> Objective: Each record below is to be copied word for word, with pictures removed.

> Data listing:
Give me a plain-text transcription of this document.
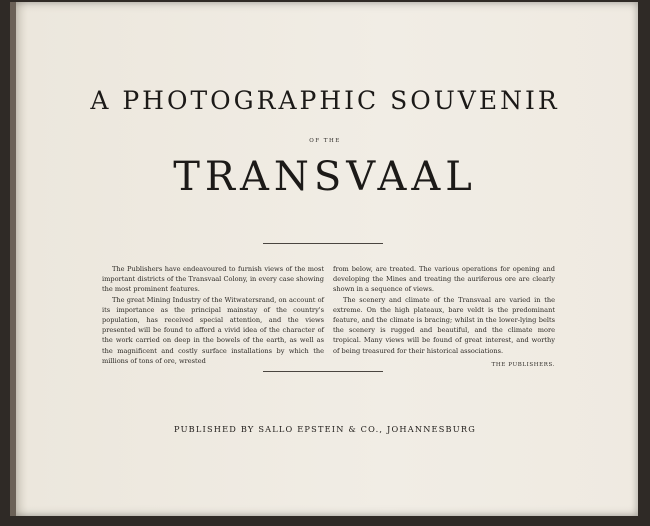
A PHOTOGRAPHIC SOUVENIR
OF THE
TRANSVAAL

The Publishers have endeavoured to furnish views of the most important districts of the Transvaal Colony, in every case showing the most prominent features.

The great Mining Industry of the Witwatersrand, on account of its importance as the principal mainstay of the country's population, has received special attention, and the views presented will be found to afford a vivid idea of the character of the work carried on deep in the bowels of the earth, as well as the magnificent and costly surface installations by which the millions of tons of ore, wrested

from below, are treated. The various operations for opening and developing the Mines and treating the auriferous ore are clearly shown in a sequence of views.

The scenery and climate of the Transvaal are varied in the extreme. On the high plateaux, bare veldt is the predominant feature, and the climate is bracing; whilst in the lower-lying belts the scenery is rugged and beautiful, and the climate more tropical. Many views will be found of great interest, and worthy of being treasured for their historical associations.

THE PUBLISHERS.
PUBLISHED BY SALLO EPSTEIN & CO., JOHANNESBURG
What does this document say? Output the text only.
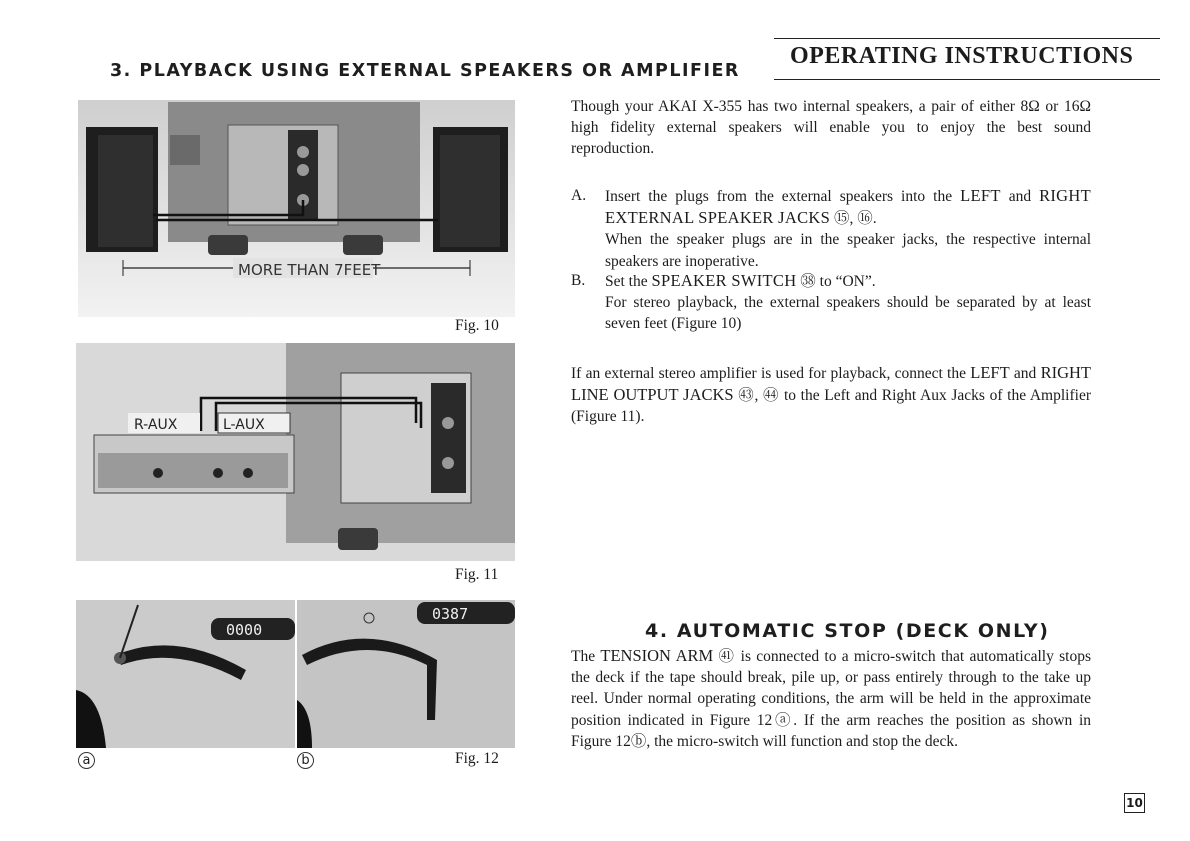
3. PLAYBACK USING EXTERNAL SPEAKERS OR AMPLIFIER
OPERATING INSTRUCTIONS
Though your AKAI X-355 has two internal speakers, a pair of either 8Ω or 16Ω high fidelity external speakers will enable you to enjoy the best sound reproduction.
A. Insert the plugs from the external speakers into the LEFT and RIGHT EXTERNAL SPEAKER JACKS ⑮, ⑯.
When the speaker plugs are in the speaker jacks, the respective internal speakers are inoperative.
B. Set the SPEAKER SWITCH ㊳ to “ON”.
For stereo playback, the external speakers should be separated by at least seven feet (Figure 10)
If an external stereo amplifier is used for playback, connect the LEFT and RIGHT LINE OUTPUT JACKS ㊸, ㊹ to the Left and Right Aux Jacks of the Amplifier (Figure 11).
4. AUTOMATIC STOP (DECK ONLY)
The TENSION ARM ㊶ is connected to a micro-switch that automatically stops the deck if the tape should break, pile up, or pass entirely through to the take up reel. Under normal operating conditions, the arm will be held in the approximate position indicated in Figure 12ⓐ. If the arm reaches the position as shown in Figure 12ⓑ, the micro-switch will function and stop the deck.
MORE THAN 7FEET
Fig. 10
R-AUX	L-AUX
Fig. 11
0000
0387
a	b	Fig. 12
10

> Task response:
Give me a plain-text transcription of this document.
A PHOTOGRAPHIC SOUVENIR
OF THE
TRANSVAAL

The Publishers have endeavoured to furnish views of the most important districts of the Transvaal Colony, in every case showing the most prominent features.

The great Mining Industry of the Witwatersrand, on account of its importance as the principal mainstay of the country's population, has received special attention, and the views presented will be found to afford a vivid idea of the character of the work carried on deep in the bowels of the earth, as well as the magnificent and costly surface installations by which the millions of tons of ore, wrested

from below, are treated. The various operations for opening and developing the Mines and treating the auriferous ore are clearly shown in a sequence of views.

The scenery and climate of the Transvaal are varied in the extreme. On the high plateaux, bare veldt is the predominant feature, and the climate is bracing; whilst in the lower-lying belts the scenery is rugged and beautiful, and the climate more tropical. Many views will be found of great interest, and worthy of being treasured for their historical associations.

THE PUBLISHERS.
PUBLISHED BY SALLO EPSTEIN & CO., JOHANNESBURG
What does this document say? Output the text only.
3. PLAYBACK USING EXTERNAL SPEAKERS OR AMPLIFIER
OPERATING INSTRUCTIONS
Though your AKAI X-355 has two internal speakers, a pair of either 8Ω or 16Ω high fidelity external speakers will enable you to enjoy the best sound reproduction.
A. Insert the plugs from the external speakers into the LEFT and RIGHT EXTERNAL SPEAKER JACKS ⑮, ⑯.
When the speaker plugs are in the speaker jacks, the respective internal speakers are inoperative.
B. Set the SPEAKER SWITCH ㊳ to “ON”.
For stereo playback, the external speakers should be separated by at least seven feet (Figure 10)
If an external stereo amplifier is used for playback, connect the LEFT and RIGHT LINE OUTPUT JACKS ㊸, ㊹ to the Left and Right Aux Jacks of the Amplifier (Figure 11).
4. AUTOMATIC STOP (DECK ONLY)
The TENSION ARM ㊶ is connected to a micro-switch that automatically stops the deck if the tape should break, pile up, or pass entirely through to the take up reel. Under normal operating conditions, the arm will be held in the approximate position indicated in Figure 12ⓐ. If the arm reaches the position as shown in Figure 12ⓑ, the micro-switch will function and stop the deck.
MORE THAN 7FEET
Fig. 10
R-AUX	L-AUX
Fig. 11
0000
0387
a	b	Fig. 12
10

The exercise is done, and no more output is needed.